What you should do →
Copy the thread below on 表す versus 示す from "## SoLaTiDoberman" to "both are okay.", swapping in "word pairing" wherever "collocation" appears.

##### Extract

# 表す vs 示す



## adexx

Hello everyone,

Could you tell me if both 表す and 示す can be used in the case of "expressing/show (commitment, gratitude, respect, affection etc.)"?
If both are correct, what is the difference in nuance/meaning?

Tks


----------



## karlalou

We need context.

I think there's many cases where 表す or 示す can interchangeably work, but
敬意 or 感謝 or 気持ち is usually something we express, 表す.

示す is good at indication.
We say 統計を以下のグラフに示します in a report, but we don't say 私は[好意・やる気]を*示します* (but it should be 私は好意を持っています、私はやる気があります).
However, this works when the subject is not First Person as in 人々は[好意・やる気]を示している because this statement is about something that the speaker perceived.


----------



## SoLaTiDoberman

Roughly speaking, it's the difference between "express (<--表す)" and "indicate (<--示す)."


----------



## frequency

Roughly speaking, either is okay. 好意を示す・好意を表す。 Use 表す when you talk about an image or photo like 「風情が表れている写真」. But check collocation carefully before use. Depending on the noun you use, both are okay.

##########
##### Data section

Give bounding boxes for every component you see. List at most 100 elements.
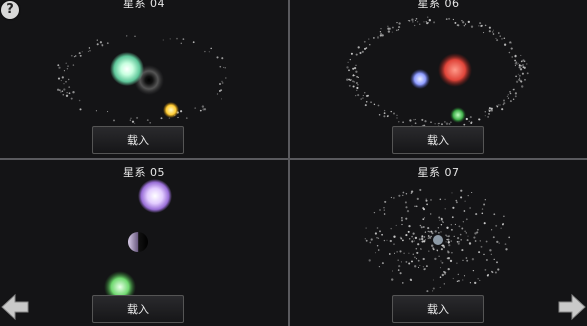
star-dust (65, 62, 67, 64)
arrow-left-icon[interactable] (0, 292, 30, 322)
cluster-core (433, 235, 443, 245)
star-dust (440, 231, 442, 233)
star-dust (365, 239, 368, 242)
star-dust (134, 35, 136, 37)
star-dust (484, 115, 486, 117)
star-dust (221, 80, 223, 82)
star-dust (381, 34, 384, 37)
star-dust (405, 193, 408, 195)
star-dust (411, 240, 414, 243)
star-dust (378, 266, 380, 268)
star-dust (437, 227, 439, 229)
star-dust (369, 241, 372, 244)
star-dust (496, 261, 498, 264)
star-dust (453, 235, 455, 237)
star-dust (391, 26, 394, 29)
star-dust (504, 243, 507, 245)
star-dust (363, 40, 366, 43)
star-dust (490, 107, 493, 110)
star-dust (390, 196, 392, 199)
star-dust (356, 89, 358, 91)
star-dust (362, 97, 364, 99)
star-dust (224, 67, 226, 69)
star-dust (383, 239, 386, 242)
star-dust (461, 249, 464, 252)
star-dust (396, 114, 398, 116)
star-dust (462, 221, 464, 223)
star-dust (366, 95, 368, 98)
star-dust (374, 232, 377, 235)
star-dust (377, 104, 380, 107)
star-dust (446, 226, 449, 229)
star-dust (398, 194, 401, 197)
star-dust (499, 104, 501, 106)
star-dust (72, 91, 75, 94)
star-dust (96, 39, 98, 41)
star-dust (414, 122, 417, 125)
star-dust (355, 94, 357, 97)
star-dust (481, 208, 484, 210)
star-dust (461, 227, 464, 230)
star-dust (438, 122, 440, 125)
star-dust (194, 107, 197, 109)
star-dust (434, 123, 436, 125)
galaxy-title: 星系 05 (123, 166, 165, 179)
star-dust (506, 95, 508, 97)
load-button[interactable]: 载入 (392, 295, 484, 323)
star-dust (509, 100, 512, 103)
star-dust (456, 241, 459, 243)
star-dust (465, 218, 468, 221)
star-dust (441, 273, 444, 277)
galaxy-panel-04[interactable]: 星系 04 载入 (0, 0, 288, 158)
load-button[interactable]: 载入 (92, 295, 184, 323)
star-dust (521, 85, 524, 88)
load-button[interactable]: 载入 (392, 126, 484, 154)
star-dust (458, 280, 460, 282)
star-dust (397, 259, 399, 261)
star-dust (357, 46, 360, 49)
star-dust (78, 99, 81, 102)
star-dust (107, 111, 109, 113)
star-dust (355, 64, 357, 66)
star-dust (399, 250, 402, 253)
galaxy-panel-05[interactable]: 星系 05 载入 (0, 160, 288, 326)
star-dust (443, 283, 445, 285)
star-dust (492, 29, 494, 31)
star-dust (409, 119, 412, 122)
arrow-right-icon[interactable] (557, 292, 587, 322)
galaxy-panel-06[interactable]: 星系 06 载入 (290, 0, 587, 158)
star-dust (380, 28, 382, 30)
star-dust (79, 108, 82, 111)
star-dust (434, 257, 437, 261)
star-dust (129, 119, 131, 121)
star-dust (483, 253, 485, 256)
star-dust (180, 42, 183, 45)
blue-star (410, 69, 430, 89)
star-dust (395, 29, 398, 32)
star-dust (364, 92, 366, 94)
star-dust (439, 219, 441, 221)
star-dust (89, 49, 91, 52)
star-dust (415, 19, 417, 21)
star-dust (520, 60, 523, 63)
star-dust (65, 94, 69, 97)
star-dust (414, 256, 416, 259)
star-dust (445, 234, 447, 236)
star-dust (210, 47, 212, 50)
star-dust (422, 218, 425, 221)
star-dust (396, 21, 398, 24)
star-dust (67, 65, 69, 67)
star-dust (427, 16, 429, 18)
load-button[interactable]: 载入 (92, 126, 184, 154)
star-dust (433, 21, 436, 24)
star-dust (402, 194, 404, 196)
star-dust (373, 211, 376, 214)
star-dust (496, 240, 499, 244)
galaxy-selection-grid: 星系 04 载入 星系 06 载入 星系 05 载入 星系 07 载入 (0, 0, 587, 326)
star-dust (491, 270, 493, 273)
help-icon[interactable]: ? (1, 1, 19, 19)
star-dust (419, 224, 422, 227)
galaxy-panel-07[interactable]: 星系 07 载入 (290, 160, 587, 326)
star-dust (492, 33, 495, 35)
star-dust (424, 120, 427, 123)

##########

Problem solution →
## SoLaTiDoberman

Roughly speaking, it's the difference between "express (<--表す)" and "indicate (<--示す)."


----------



## frequency

Roughly speaking, either is okay. 好意を示す・好意を表す。 Use 表す when you talk about an image or photo like 「風情が表れている写真」. But check word pairing carefully before use. Depending on the noun you use, both are okay.